> [What to produce] From the listing below, pull out the lines that hold "this".
□ □ □ □
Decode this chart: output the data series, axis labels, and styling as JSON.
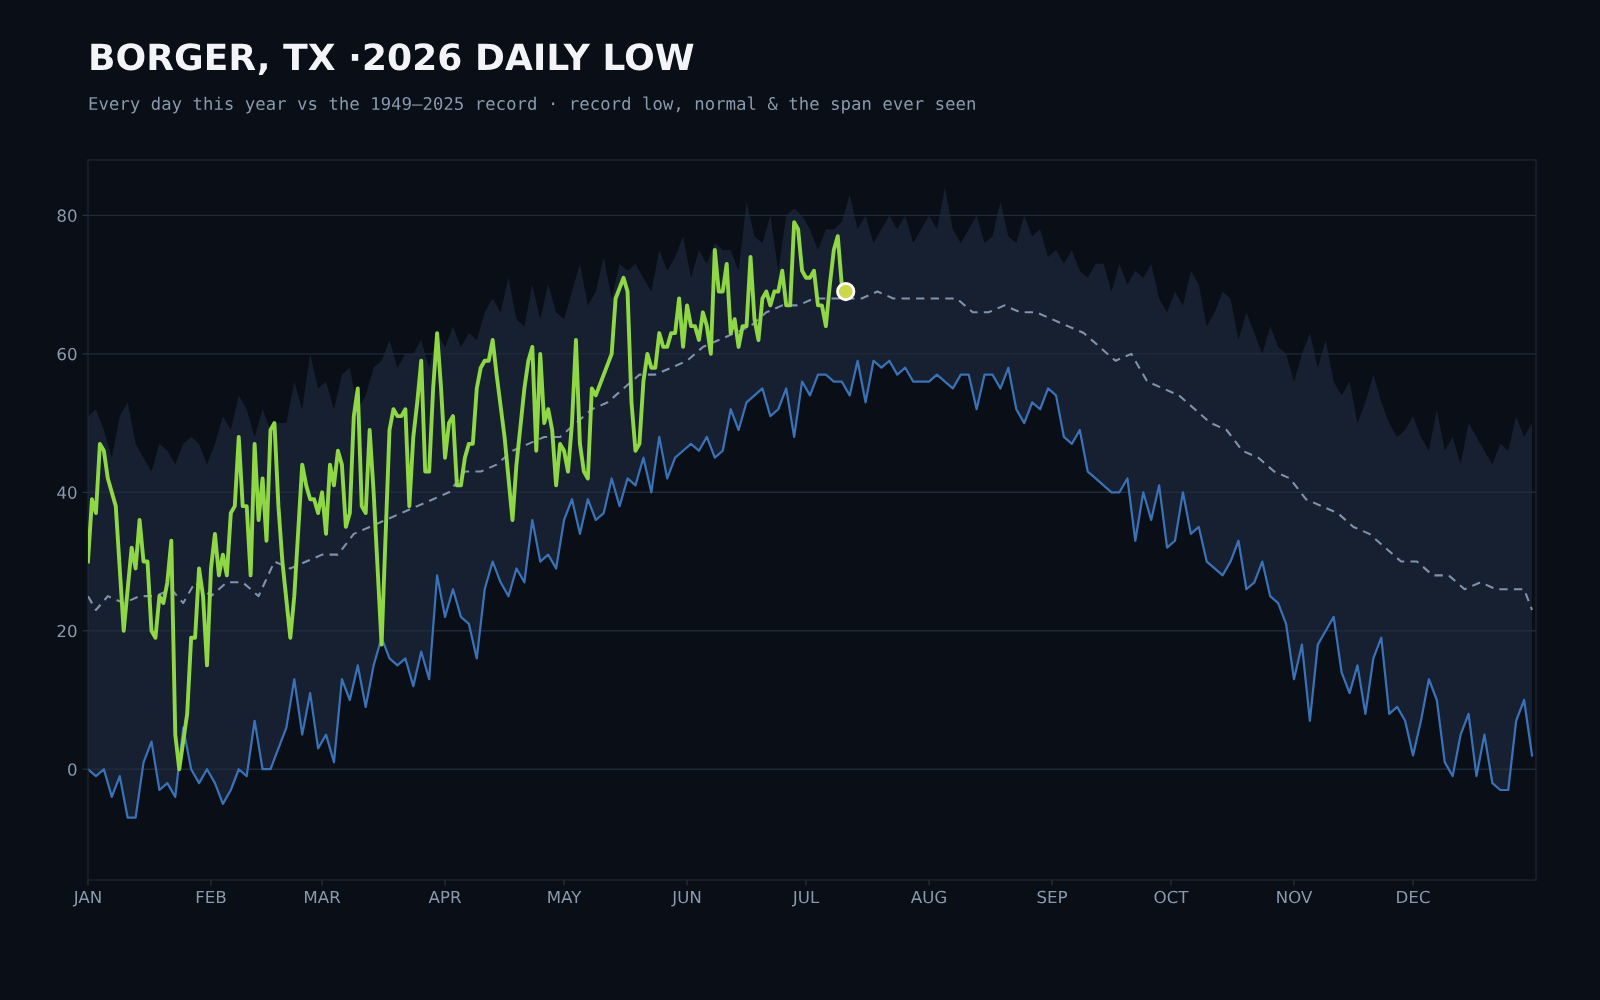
{
  "chart_data": {
    "type": "line",
    "title": "BORGER, TX ·2026 DAILY LOW",
    "subtitle": "Every day this year vs the 1949–2025 record · record low, normal & the span ever seen",
    "xlim": [
      "2026-01-01",
      "2027-01-01"
    ],
    "ylim": [
      -16,
      88
    ],
    "xticks": [
      {
        "value": "2026-01-01",
        "label": "JAN"
      },
      {
        "value": "2026-02-01",
        "label": "FEB"
      },
      {
        "value": "2026-03-01",
        "label": "MAR"
      },
      {
        "value": "2026-04-01",
        "label": "APR"
      },
      {
        "value": "2026-05-01",
        "label": "MAY"
      },
      {
        "value": "2026-06-01",
        "label": "JUN"
      },
      {
        "value": "2026-07-01",
        "label": "JUL"
      },
      {
        "value": "2026-08-01",
        "label": "AUG"
      },
      {
        "value": "2026-09-01",
        "label": "SEP"
      },
      {
        "value": "2026-10-01",
        "label": "OCT"
      },
      {
        "value": "2026-11-01",
        "label": "NOV"
      },
      {
        "value": "2026-12-01",
        "label": "DEC"
      }
    ],
    "yticks": [
      0,
      20,
      40,
      60,
      80
    ],
    "grid": "y",
    "x": [
      "2026-01-01",
      "2026-01-03",
      "2026-01-05",
      "2026-01-07",
      "2026-01-09",
      "2026-01-11",
      "2026-01-13",
      "2026-01-15",
      "2026-01-17",
      "2026-01-19",
      "2026-01-21",
      "2026-01-23",
      "2026-01-25",
      "2026-01-27",
      "2026-01-29",
      "2026-01-31",
      "2026-02-02",
      "2026-02-04",
      "2026-02-06",
      "2026-02-08",
      "2026-02-10",
      "2026-02-12",
      "2026-02-14",
      "2026-02-16",
      "2026-02-18",
      "2026-02-20",
      "2026-02-22",
      "2026-02-24",
      "2026-02-26",
      "2026-02-28",
      "2026-03-02",
      "2026-03-04",
      "2026-03-06",
      "2026-03-08",
      "2026-03-10",
      "2026-03-12",
      "2026-03-14",
      "2026-03-16",
      "2026-03-18",
      "2026-03-20",
      "2026-03-22",
      "2026-03-24",
      "2026-03-26",
      "2026-03-28",
      "2026-03-30",
      "2026-04-01",
      "2026-04-03",
      "2026-04-05",
      "2026-04-07",
      "2026-04-09",
      "2026-04-11",
      "2026-04-13",
      "2026-04-15",
      "2026-04-17",
      "2026-04-19",
      "2026-04-21",
      "2026-04-23",
      "2026-04-25",
      "2026-04-27",
      "2026-04-29",
      "2026-05-01",
      "2026-05-03",
      "2026-05-05",
      "2026-05-07",
      "2026-05-09",
      "2026-05-11",
      "2026-05-13",
      "2026-05-15",
      "2026-05-17",
      "2026-05-19",
      "2026-05-21",
      "2026-05-23",
      "2026-05-25",
      "2026-05-27",
      "2026-05-29",
      "2026-05-31",
      "2026-06-02",
      "2026-06-04",
      "2026-06-06",
      "2026-06-08",
      "2026-06-10",
      "2026-06-12",
      "2026-06-14",
      "2026-06-16",
      "2026-06-18",
      "2026-06-20",
      "2026-06-22",
      "2026-06-24",
      "2026-06-26",
      "2026-06-28",
      "2026-06-30",
      "2026-07-02",
      "2026-07-04",
      "2026-07-06",
      "2026-07-08",
      "2026-07-10",
      "2026-07-12",
      "2026-07-14",
      "2026-07-16",
      "2026-07-18",
      "2026-07-20",
      "2026-07-22",
      "2026-07-24",
      "2026-07-26",
      "2026-07-28",
      "2026-07-30",
      "2026-08-01",
      "2026-08-03",
      "2026-08-05",
      "2026-08-07",
      "2026-08-09",
      "2026-08-11",
      "2026-08-13",
      "2026-08-15",
      "2026-08-17",
      "2026-08-19",
      "2026-08-21",
      "2026-08-23",
      "2026-08-25",
      "2026-08-27",
      "2026-08-29",
      "2026-08-31",
      "2026-09-02",
      "2026-09-04",
      "2026-09-06",
      "2026-09-08",
      "2026-09-10",
      "2026-09-12",
      "2026-09-14",
      "2026-09-16",
      "2026-09-18",
      "2026-09-20",
      "2026-09-22",
      "2026-09-24",
      "2026-09-26",
      "2026-09-28",
      "2026-09-30",
      "2026-10-02",
      "2026-10-04",
      "2026-10-06",
      "2026-10-08",
      "2026-10-10",
      "2026-10-12",
      "2026-10-14",
      "2026-10-16",
      "2026-10-18",
      "2026-10-20",
      "2026-10-22",
      "2026-10-24",
      "2026-10-26",
      "2026-10-28",
      "2026-10-30",
      "2026-11-01",
      "2026-11-03",
      "2026-11-05",
      "2026-11-07",
      "2026-11-09",
      "2026-11-11",
      "2026-11-13",
      "2026-11-15",
      "2026-11-17",
      "2026-11-19",
      "2026-11-21",
      "2026-11-23",
      "2026-11-25",
      "2026-11-27",
      "2026-11-29",
      "2026-12-01",
      "2026-12-03",
      "2026-12-05",
      "2026-12-07",
      "2026-12-09",
      "2026-12-11",
      "2026-12-13",
      "2026-12-15",
      "2026-12-17",
      "2026-12-19",
      "2026-12-21",
      "2026-12-23",
      "2026-12-25",
      "2026-12-27",
      "2026-12-29",
      "2026-12-31"
    ],
    "series": [
      {
        "color": "#3a72b8",
        "upper": [
          51,
          52,
          49,
          45,
          51,
          53,
          47,
          45,
          43,
          47,
          46,
          44,
          47,
          48,
          47,
          44,
          47,
          51,
          49,
          54,
          52,
          48,
          52,
          49,
          50,
          50,
          56,
          52,
          60,
          55,
          56,
          52,
          57,
          58,
          52,
          54,
          58,
          59,
          62,
          58,
          60,
          60,
          62,
          58,
          63,
          61,
          64,
          61,
          63,
          62,
          66,
          68,
          66,
          71,
          65,
          64,
          70,
          65,
          70,
          66,
          65,
          69,
          73,
          67,
          69,
          74,
          68,
          73,
          72,
          73,
          71,
          69,
          75,
          72,
          74,
          77,
          71,
          75,
          73,
          76,
          75,
          75,
          72,
          82,
          77,
          76,
          80,
          72,
          80,
          81,
          80,
          78,
          75,
          78,
          78,
          79,
          83,
          78,
          80,
          76,
          78,
          80,
          78,
          80,
          76,
          78,
          80,
          78,
          84,
          78,
          76,
          78,
          80,
          76,
          77,
          82,
          77,
          76,
          80,
          77,
          78,
          74,
          75,
          73,
          75,
          72,
          71,
          73,
          73,
          69,
          73,
          70,
          72,
          71,
          73,
          68,
          66,
          69,
          67,
          72,
          70,
          64,
          66,
          69,
          68,
          62,
          66,
          63,
          60,
          64,
          61,
          60,
          56,
          60,
          63,
          58,
          62,
          56,
          54,
          56,
          50,
          53,
          57,
          53,
          50,
          48,
          49,
          51,
          48,
          46,
          52,
          46,
          48,
          44,
          50,
          48,
          46,
          44,
          47,
          46,
          51,
          48,
          50
        ],
        "values": [
          0,
          -1,
          0,
          -4,
          -1,
          -7,
          -7,
          1,
          4,
          -3,
          -2,
          -4,
          6,
          0,
          -2,
          0,
          -2,
          -5,
          -3,
          0,
          -1,
          7,
          0,
          0,
          3,
          6,
          13,
          5,
          11,
          3,
          5,
          1,
          13,
          10,
          15,
          9,
          15,
          19,
          16,
          15,
          16,
          12,
          17,
          13,
          28,
          22,
          26,
          22,
          21,
          16,
          26,
          30,
          27,
          25,
          29,
          27,
          36,
          30,
          31,
          29,
          36,
          39,
          34,
          39,
          36,
          37,
          42,
          38,
          42,
          41,
          45,
          40,
          48,
          42,
          45,
          46,
          47,
          46,
          48,
          45,
          46,
          52,
          49,
          53,
          54,
          55,
          51,
          52,
          55,
          48,
          56,
          54,
          57,
          57,
          56,
          56,
          54,
          59,
          53,
          59,
          58,
          59,
          57,
          58,
          56,
          56,
          56,
          57,
          56,
          55,
          57,
          57,
          52,
          57,
          57,
          55,
          58,
          52,
          50,
          53,
          52,
          55,
          54,
          48,
          47,
          49,
          43,
          42,
          41,
          40,
          40,
          42,
          33,
          40,
          36,
          41,
          32,
          33,
          40,
          34,
          35,
          30,
          29,
          28,
          30,
          33,
          26,
          27,
          30,
          25,
          24,
          21,
          13,
          18,
          7,
          18,
          20,
          22,
          14,
          11,
          15,
          8,
          16,
          19,
          8,
          9,
          7,
          2,
          7,
          13,
          10,
          1,
          -1,
          5,
          8,
          -1,
          5,
          -2,
          -3,
          -3,
          7,
          10,
          2
        ],
        "lower": [
          0,
          -1,
          0,
          -4,
          -1,
          -7,
          -7,
          1,
          4,
          -3,
          -2,
          -4,
          6,
          0,
          -2,
          0,
          -2,
          -5,
          -3,
          0,
          -1,
          7,
          0,
          0,
          3,
          6,
          13,
          5,
          11,
          3,
          5,
          1,
          13,
          10,
          15,
          9,
          15,
          19,
          16,
          15,
          16,
          12,
          17,
          13,
          28,
          22,
          26,
          22,
          21,
          16,
          26,
          30,
          27,
          25,
          29,
          27,
          36,
          30,
          31,
          29,
          36,
          39,
          34,
          39,
          36,
          37,
          42,
          38,
          42,
          41,
          45,
          40,
          48,
          42,
          45,
          46,
          47,
          46,
          48,
          45,
          46,
          52,
          49,
          53,
          54,
          55,
          51,
          52,
          55,
          48,
          56,
          54,
          57,
          57,
          56,
          56,
          54,
          59,
          53,
          59,
          58,
          59,
          57,
          58,
          56,
          56,
          56,
          57,
          56,
          55,
          57,
          57,
          52,
          57,
          57,
          55,
          58,
          52,
          50,
          53,
          52,
          55,
          54,
          48,
          47,
          49,
          43,
          42,
          41,
          40,
          40,
          42,
          33,
          40,
          36,
          41,
          32,
          33,
          40,
          34,
          35,
          30,
          29,
          28,
          30,
          33,
          26,
          27,
          30,
          25,
          24,
          21,
          13,
          18,
          7,
          18,
          20,
          22,
          14,
          11,
          15,
          8,
          16,
          19,
          8,
          9,
          7,
          2,
          7,
          13,
          10,
          1,
          -1,
          5,
          8,
          -1,
          5,
          -2,
          -3,
          -3,
          7,
          10,
          2
        ]
      },
      {
        "color": "#7f93ad",
        "line_style": "dashed",
        "x": [
          "2026-01-01",
          "2026-01-03",
          "2026-01-06",
          "2026-01-10",
          "2026-01-14",
          "2026-01-18",
          "2026-01-22",
          "2026-01-25",
          "2026-01-28",
          "2026-02-01",
          "2026-02-05",
          "2026-02-09",
          "2026-02-13",
          "2026-02-17",
          "2026-02-21",
          "2026-02-25",
          "2026-03-01",
          "2026-03-05",
          "2026-03-09",
          "2026-03-13",
          "2026-03-17",
          "2026-03-21",
          "2026-03-25",
          "2026-03-29",
          "2026-04-02",
          "2026-04-06",
          "2026-04-10",
          "2026-04-14",
          "2026-04-18",
          "2026-04-22",
          "2026-04-26",
          "2026-04-30",
          "2026-05-04",
          "2026-05-08",
          "2026-05-12",
          "2026-05-16",
          "2026-05-20",
          "2026-05-24",
          "2026-05-28",
          "2026-06-01",
          "2026-06-05",
          "2026-06-09",
          "2026-06-13",
          "2026-06-17",
          "2026-06-21",
          "2026-06-25",
          "2026-06-29",
          "2026-07-03",
          "2026-07-07",
          "2026-07-11",
          "2026-07-15",
          "2026-07-19",
          "2026-07-23",
          "2026-07-27",
          "2026-07-31",
          "2026-08-04",
          "2026-08-08",
          "2026-08-12",
          "2026-08-16",
          "2026-08-20",
          "2026-08-24",
          "2026-08-28",
          "2026-09-01",
          "2026-09-05",
          "2026-09-09",
          "2026-09-13",
          "2026-09-17",
          "2026-09-21",
          "2026-09-25",
          "2026-09-29",
          "2026-10-03",
          "2026-10-07",
          "2026-10-11",
          "2026-10-15",
          "2026-10-19",
          "2026-10-23",
          "2026-10-27",
          "2026-10-31",
          "2026-11-04",
          "2026-11-08",
          "2026-11-12",
          "2026-11-16",
          "2026-11-20",
          "2026-11-24",
          "2026-11-28",
          "2026-12-02",
          "2026-12-06",
          "2026-12-10",
          "2026-12-14",
          "2026-12-18",
          "2026-12-22",
          "2026-12-26",
          "2026-12-29",
          "2026-12-31"
        ],
        "values": [
          25,
          23,
          25,
          24,
          25,
          25,
          26,
          24,
          27,
          25,
          27,
          27,
          25,
          30,
          29,
          30,
          31,
          31,
          34,
          35,
          36,
          37,
          38,
          39,
          40,
          43,
          43,
          44,
          46,
          47,
          48,
          48,
          50,
          52,
          53,
          55,
          57,
          57,
          58,
          59,
          61,
          62,
          63,
          64,
          66,
          67,
          67,
          68,
          68,
          68,
          68,
          69,
          68,
          68,
          68,
          68,
          68,
          66,
          66,
          67,
          66,
          66,
          65,
          64,
          63,
          61,
          59,
          60,
          56,
          55,
          54,
          52,
          50,
          49,
          46,
          45,
          43,
          42,
          39,
          38,
          37,
          35,
          34,
          32,
          30,
          30,
          28,
          28,
          26,
          27,
          26,
          26,
          26,
          23
        ]
      },
      {
        "color": "#8fd744",
        "x": [
          "2026-01-01",
          "2026-01-02",
          "2026-01-03",
          "2026-01-04",
          "2026-01-05",
          "2026-01-06",
          "2026-01-08",
          "2026-01-10",
          "2026-01-12",
          "2026-01-13",
          "2026-01-14",
          "2026-01-15",
          "2026-01-16",
          "2026-01-17",
          "2026-01-18",
          "2026-01-19",
          "2026-01-20",
          "2026-01-21",
          "2026-01-22",
          "2026-01-23",
          "2026-01-24",
          "2026-01-25",
          "2026-01-26",
          "2026-01-27",
          "2026-01-28",
          "2026-01-29",
          "2026-01-30",
          "2026-01-31",
          "2026-02-01",
          "2026-02-02",
          "2026-02-03",
          "2026-02-04",
          "2026-02-05",
          "2026-02-06",
          "2026-02-07",
          "2026-02-08",
          "2026-02-09",
          "2026-02-10",
          "2026-02-11",
          "2026-02-12",
          "2026-02-13",
          "2026-02-14",
          "2026-02-15",
          "2026-02-16",
          "2026-02-17",
          "2026-02-18",
          "2026-02-19",
          "2026-02-21",
          "2026-02-22",
          "2026-02-24",
          "2026-02-25",
          "2026-02-26",
          "2026-02-27",
          "2026-02-28",
          "2026-03-01",
          "2026-03-02",
          "2026-03-03",
          "2026-03-04",
          "2026-03-05",
          "2026-03-06",
          "2026-03-07",
          "2026-03-08",
          "2026-03-09",
          "2026-03-10",
          "2026-03-11",
          "2026-03-12",
          "2026-03-13",
          "2026-03-14",
          "2026-03-16",
          "2026-03-18",
          "2026-03-19",
          "2026-03-20",
          "2026-03-21",
          "2026-03-22",
          "2026-03-23",
          "2026-03-24",
          "2026-03-25",
          "2026-03-26",
          "2026-03-27",
          "2026-03-28",
          "2026-03-29",
          "2026-03-30",
          "2026-03-31",
          "2026-04-01",
          "2026-04-02",
          "2026-04-03",
          "2026-04-04",
          "2026-04-05",
          "2026-04-06",
          "2026-04-07",
          "2026-04-08",
          "2026-04-09",
          "2026-04-10",
          "2026-04-11",
          "2026-04-12",
          "2026-04-13",
          "2026-04-14",
          "2026-04-16",
          "2026-04-18",
          "2026-04-19",
          "2026-04-21",
          "2026-04-22",
          "2026-04-23",
          "2026-04-24",
          "2026-04-25",
          "2026-04-26",
          "2026-04-27",
          "2026-04-28",
          "2026-04-29",
          "2026-04-30",
          "2026-05-01",
          "2026-05-02",
          "2026-05-03",
          "2026-05-04",
          "2026-05-05",
          "2026-05-06",
          "2026-05-07",
          "2026-05-08",
          "2026-05-09",
          "2026-05-11",
          "2026-05-13",
          "2026-05-14",
          "2026-05-16",
          "2026-05-17",
          "2026-05-18",
          "2026-05-19",
          "2026-05-20",
          "2026-05-21",
          "2026-05-22",
          "2026-05-23",
          "2026-05-24",
          "2026-05-25",
          "2026-05-26",
          "2026-05-27",
          "2026-05-28",
          "2026-05-29",
          "2026-05-30",
          "2026-05-31",
          "2026-06-01",
          "2026-06-02",
          "2026-06-03",
          "2026-06-04",
          "2026-06-05",
          "2026-06-06",
          "2026-06-07",
          "2026-06-08",
          "2026-06-09",
          "2026-06-10",
          "2026-06-11",
          "2026-06-12",
          "2026-06-13",
          "2026-06-14",
          "2026-06-15",
          "2026-06-16",
          "2026-06-17",
          "2026-06-18",
          "2026-06-19",
          "2026-06-20",
          "2026-06-21",
          "2026-06-22",
          "2026-06-23",
          "2026-06-24",
          "2026-06-25",
          "2026-06-26",
          "2026-06-27",
          "2026-06-28",
          "2026-06-29",
          "2026-06-30",
          "2026-07-01",
          "2026-07-02",
          "2026-07-03",
          "2026-07-04",
          "2026-07-05",
          "2026-07-06",
          "2026-07-07",
          "2026-07-08",
          "2026-07-09",
          "2026-07-10",
          "2026-07-11"
        ],
        "values": [
          30,
          39,
          37,
          47,
          46,
          42,
          38,
          20,
          32,
          29,
          36,
          30,
          30,
          20,
          19,
          25,
          24,
          27,
          33,
          5,
          0,
          4,
          8,
          19,
          19,
          29,
          25,
          15,
          29,
          34,
          28,
          31,
          28,
          37,
          38,
          48,
          38,
          38,
          28,
          47,
          36,
          42,
          33,
          49,
          50,
          38,
          30,
          19,
          25,
          44,
          41,
          39,
          39,
          37,
          40,
          34,
          44,
          41,
          46,
          44,
          35,
          37,
          51,
          55,
          38,
          37,
          49,
          40,
          18,
          49,
          52,
          51,
          51,
          52,
          38,
          48,
          53,
          59,
          43,
          43,
          55,
          63,
          55,
          45,
          50,
          51,
          41,
          41,
          45,
          47,
          47,
          55,
          58,
          59,
          59,
          62,
          57,
          48,
          36,
          44,
          55,
          59,
          61,
          46,
          60,
          50,
          52,
          49,
          41,
          47,
          46,
          43,
          50,
          62,
          47,
          43,
          42,
          55,
          54,
          57,
          60,
          68,
          71,
          69,
          53,
          46,
          47,
          56,
          60,
          58,
          58,
          63,
          61,
          61,
          63,
          63,
          68,
          61,
          67,
          64,
          64,
          62,
          66,
          64,
          60,
          75,
          69,
          69,
          73,
          63,
          65,
          61,
          64,
          64,
          74,
          65,
          62,
          68,
          69,
          67,
          69,
          69,
          72,
          67,
          67,
          79,
          78,
          72,
          71,
          71,
          72,
          67,
          67,
          64,
          70,
          75,
          77,
          70,
          69
        ]
      },
      {
        "type": "scatter",
        "color": "#c9d94a",
        "marker": "circle",
        "x": [
          "2026-07-11"
        ],
        "values": [
          69
        ]
      }
    ]
  }
}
□ □ □ □
> [Full response]
Decode this chart: output the data series, axis labels, and styling as JSON.
    "subtitle": "Every day this year vs the 1949–2025 record · record low, normal & the span ever seen",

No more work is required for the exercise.